Task details: Are you able to retype all the records below exactly?

============================================================

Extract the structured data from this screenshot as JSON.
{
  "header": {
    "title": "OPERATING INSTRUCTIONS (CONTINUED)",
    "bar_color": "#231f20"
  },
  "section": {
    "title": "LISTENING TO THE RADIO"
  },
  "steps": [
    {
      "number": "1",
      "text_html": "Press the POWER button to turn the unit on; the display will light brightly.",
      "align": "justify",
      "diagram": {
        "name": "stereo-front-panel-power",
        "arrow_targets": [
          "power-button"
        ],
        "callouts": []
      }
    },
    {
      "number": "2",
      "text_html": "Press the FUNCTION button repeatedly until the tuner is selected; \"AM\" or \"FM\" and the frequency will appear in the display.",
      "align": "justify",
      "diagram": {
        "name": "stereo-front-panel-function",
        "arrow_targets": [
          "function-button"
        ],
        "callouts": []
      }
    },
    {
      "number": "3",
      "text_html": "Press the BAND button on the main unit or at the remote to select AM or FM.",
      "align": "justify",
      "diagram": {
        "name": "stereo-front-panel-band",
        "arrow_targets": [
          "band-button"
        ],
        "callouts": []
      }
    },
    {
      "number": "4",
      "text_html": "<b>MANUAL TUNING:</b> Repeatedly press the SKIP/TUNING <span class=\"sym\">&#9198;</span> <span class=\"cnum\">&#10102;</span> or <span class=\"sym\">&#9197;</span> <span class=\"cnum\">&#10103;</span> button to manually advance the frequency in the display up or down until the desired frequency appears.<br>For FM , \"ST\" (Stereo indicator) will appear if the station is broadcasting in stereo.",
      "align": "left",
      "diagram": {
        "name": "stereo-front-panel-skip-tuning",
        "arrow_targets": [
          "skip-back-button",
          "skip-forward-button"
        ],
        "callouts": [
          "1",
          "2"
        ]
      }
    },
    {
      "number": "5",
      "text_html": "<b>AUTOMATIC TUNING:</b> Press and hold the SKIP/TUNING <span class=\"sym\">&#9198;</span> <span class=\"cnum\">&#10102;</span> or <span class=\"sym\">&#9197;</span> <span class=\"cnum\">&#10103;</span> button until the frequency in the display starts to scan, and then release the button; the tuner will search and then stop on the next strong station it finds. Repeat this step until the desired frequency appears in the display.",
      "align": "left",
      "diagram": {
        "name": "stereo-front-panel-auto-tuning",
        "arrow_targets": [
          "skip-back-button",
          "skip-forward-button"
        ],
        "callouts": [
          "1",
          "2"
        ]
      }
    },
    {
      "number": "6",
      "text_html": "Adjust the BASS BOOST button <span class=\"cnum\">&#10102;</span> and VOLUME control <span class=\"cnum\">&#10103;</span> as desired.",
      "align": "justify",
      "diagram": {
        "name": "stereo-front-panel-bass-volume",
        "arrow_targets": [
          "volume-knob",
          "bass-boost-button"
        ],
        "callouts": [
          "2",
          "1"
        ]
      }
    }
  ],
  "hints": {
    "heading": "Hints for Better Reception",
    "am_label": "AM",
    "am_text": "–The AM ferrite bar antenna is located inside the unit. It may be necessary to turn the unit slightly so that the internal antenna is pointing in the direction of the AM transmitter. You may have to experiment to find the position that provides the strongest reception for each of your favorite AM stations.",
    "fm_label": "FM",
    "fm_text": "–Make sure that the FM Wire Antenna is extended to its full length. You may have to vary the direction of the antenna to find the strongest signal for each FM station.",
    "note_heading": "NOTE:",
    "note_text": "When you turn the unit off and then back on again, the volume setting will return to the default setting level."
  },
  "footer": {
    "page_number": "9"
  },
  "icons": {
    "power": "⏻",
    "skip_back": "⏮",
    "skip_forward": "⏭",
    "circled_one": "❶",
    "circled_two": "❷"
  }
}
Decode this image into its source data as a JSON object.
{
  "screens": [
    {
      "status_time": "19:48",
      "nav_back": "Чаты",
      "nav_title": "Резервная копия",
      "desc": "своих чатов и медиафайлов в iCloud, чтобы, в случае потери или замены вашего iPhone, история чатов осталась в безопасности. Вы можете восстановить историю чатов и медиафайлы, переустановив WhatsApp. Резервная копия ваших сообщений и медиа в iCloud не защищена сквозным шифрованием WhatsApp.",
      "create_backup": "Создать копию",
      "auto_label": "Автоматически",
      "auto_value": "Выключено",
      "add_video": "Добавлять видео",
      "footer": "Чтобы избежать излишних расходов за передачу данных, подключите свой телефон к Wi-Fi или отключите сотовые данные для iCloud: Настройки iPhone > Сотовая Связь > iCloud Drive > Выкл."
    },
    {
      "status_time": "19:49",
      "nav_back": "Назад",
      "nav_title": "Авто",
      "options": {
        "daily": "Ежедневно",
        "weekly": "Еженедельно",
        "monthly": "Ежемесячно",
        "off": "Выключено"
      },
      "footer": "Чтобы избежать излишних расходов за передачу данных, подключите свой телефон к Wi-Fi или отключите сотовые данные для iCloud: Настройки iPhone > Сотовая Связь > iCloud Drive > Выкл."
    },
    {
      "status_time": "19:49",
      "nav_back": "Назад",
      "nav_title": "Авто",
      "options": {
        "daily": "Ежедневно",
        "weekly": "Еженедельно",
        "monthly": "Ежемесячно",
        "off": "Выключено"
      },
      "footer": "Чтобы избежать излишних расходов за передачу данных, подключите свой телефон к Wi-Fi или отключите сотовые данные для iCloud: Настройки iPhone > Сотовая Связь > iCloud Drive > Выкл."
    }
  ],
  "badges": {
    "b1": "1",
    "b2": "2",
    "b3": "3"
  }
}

============================================================

Solution to the problem:
Extract the structured data from this screenshot as JSON.
{
  "header": {
    "title": "OPERATING INSTRUCTIONS (CONTINUED)",
    "bar_color": "#231f20"
  },
  "section": {
    "title": "LISTENING TO THE RADIO"
  },
  "steps": [
    {
      "number": "1",
      "text_html": "Press the POWER button to turn the unit on; the display will light brightly.",
      "align": "justify",
      "diagram": {
        "name": "stereo-front-panel-power",
        "arrow_targets": [
          "power-button"
        ],
        "callouts": []
      }
    },
    {
      "number": "2",
      "text_html": "Press the FUNCTION button repeatedly until the tuner is selected; \"AM\" or \"FM\" and the frequency will appear in the display.",
      "align": "justify",
      "diagram": {
        "name": "stereo-front-panel-function",
        "arrow_targets": [
          "function-button"
        ],
        "callouts": []
      }
    },
    {
      "number": "3",
      "text_html": "Press the BAND button on the main unit or at the remote to select AM or FM.",
      "align": "justify",
      "diagram": {
        "name": "stereo-front-panel-band",
        "arrow_targets": [
          "band-button"
        ],
        "callouts": []
      }
    },
    {
      "number": "4",
      "text_html": "<b>MANUAL TUNING:</b> Repeatedly press the SKIP/TUNING <span class=\"sym\">&#9198;</span> <span class=\"cnum\">&#10102;</span> or <span class=\"sym\">&#9197;</span> <span class=\"cnum\">&#10103;</span> button to manually advance the frequency in the display up or down until the desired frequency appears.<br>For FM , \"ST\" (Stereo indicator) will appear if the station is broadcasting in stereo.",
      "align": "left",
      "diagram": {
        "name": "stereo-front-panel-skip-tuning",
        "arrow_targets": [
          "skip-back-button",
          "skip-forward-button"
        ],
        "callouts": [
          "1",
          "2"
        ]
      }
    },
    {
      "number": "5",
      "text_html": "<b>AUTOMATIC TUNING:</b> Press and hold the SKIP/TUNING <span class=\"sym\">&#9198;</span> <span class=\"cnum\">&#10102;</span> or <span class=\"sym\">&#9197;</span> <span class=\"cnum\">&#10103;</span> button until the frequency in the display starts to scan, and then release the button; the tuner will search and then stop on the next strong station it finds. Repeat this step until the desired frequency appears in the display.",
      "align": "left",
      "diagram": {
        "name": "stereo-front-panel-auto-tuning",
        "arrow_targets": [
          "skip-back-button",
          "skip-forward-button"
        ],
        "callouts": [
          "1",
          "2"
        ]
      }
    },
    {
      "number": "6",
      "text_html": "Adjust the BASS BOOST button <span class=\"cnum\">&#10102;</span> and VOLUME control <span class=\"cnum\">&#10103;</span> as desired.",
      "align": "justify",
      "diagram": {
        "name": "stereo-front-panel-bass-volume",
        "arrow_targets": [
          "volume-knob",
          "bass-boost-button"
        ],
        "callouts": [
          "2",
          "1"
        ]
      }
    }
  ],
  "hints": {
    "heading": "Hints for Better Reception",
    "am_label": "AM",
    "am_text": "–The AM ferrite bar antenna is located inside the unit. It may be necessary to turn the unit slightly so that the internal antenna is pointing in the direction of the AM transmitter. You may have to experiment to find the position that provides the strongest reception for each of your favorite AM stations.",
    "fm_label": "FM",
    "fm_text": "–Make sure that the FM Wire Antenna is extended to its full length. You may have to vary the direction of the antenna to find the strongest signal for each FM station.",
    "note_heading": "NOTE:",
    "note_text": "When you turn the unit off and then back on again, the volume setting will return to the default setting level."
  },
  "footer": {
    "page_number": "9"
  },
  "icons": {
    "power": "⏻",
    "skip_back": "⏮",
    "skip_forward": "⏭",
    "circled_one": "❶",
    "circled_two": "❷"
  }
}
Decode this image into its source data as a JSON object.
{
  "screens": [
    {
      "status_time": "19:48",
      "nav_back": "Чаты",
      "nav_title": "Резервная копия",
      "desc": "своих чатов и медиафайлов в iCloud, чтобы, в случае потери или замены вашего iPhone, история чатов осталась в безопасности. Вы можете восстановить историю чатов и медиафайлы, переустановив WhatsApp. Резервная копия ваших сообщений и медиа в iCloud не защищена сквозным шифрованием WhatsApp.",
      "create_backup": "Создать копию",
      "auto_label": "Автоматически",
      "auto_value": "Выключено",
      "add_video": "Добавлять видео",
      "footer": "Чтобы избежать излишних расходов за передачу данных, подключите свой телефон к Wi-Fi или отключите сотовые данные для iCloud: Настройки iPhone > Сотовая Связь > iCloud Drive > Выкл."
    },
    {
      "status_time": "19:49",
      "nav_back": "Назад",
      "nav_title": "Авто",
      "options": {
        "daily": "Ежедневно",
        "weekly": "Еженедельно",
        "monthly": "Ежемесячно",
        "off": "Выключено"
      },
      "footer": "Чтобы избежать излишних расходов за передачу данных, подключите свой телефон к Wi-Fi или отключите сотовые данные для iCloud: Настройки iPhone > Сотовая Связь > iCloud Drive > Выкл."
    },
    {
      "status_time": "19:49",
      "nav_back": "Назад",
      "nav_title": "Авто",
      "options": {
        "daily": "Ежедневно",
        "weekly": "Еженедельно",
        "monthly": "Ежемесячно",
        "off": "Выключено"
      },
      "footer": "Чтобы избежать излишних расходов за передачу данных, подключите свой телефон к Wi-Fi или отключите сотовые данные для iCloud: Настройки iPhone > Сотовая Связь > iCloud Drive > Выкл."
    }
  ],
  "badges": {
    "b1": "1",
    "b2": "2",
    "b3": "3"
  }
}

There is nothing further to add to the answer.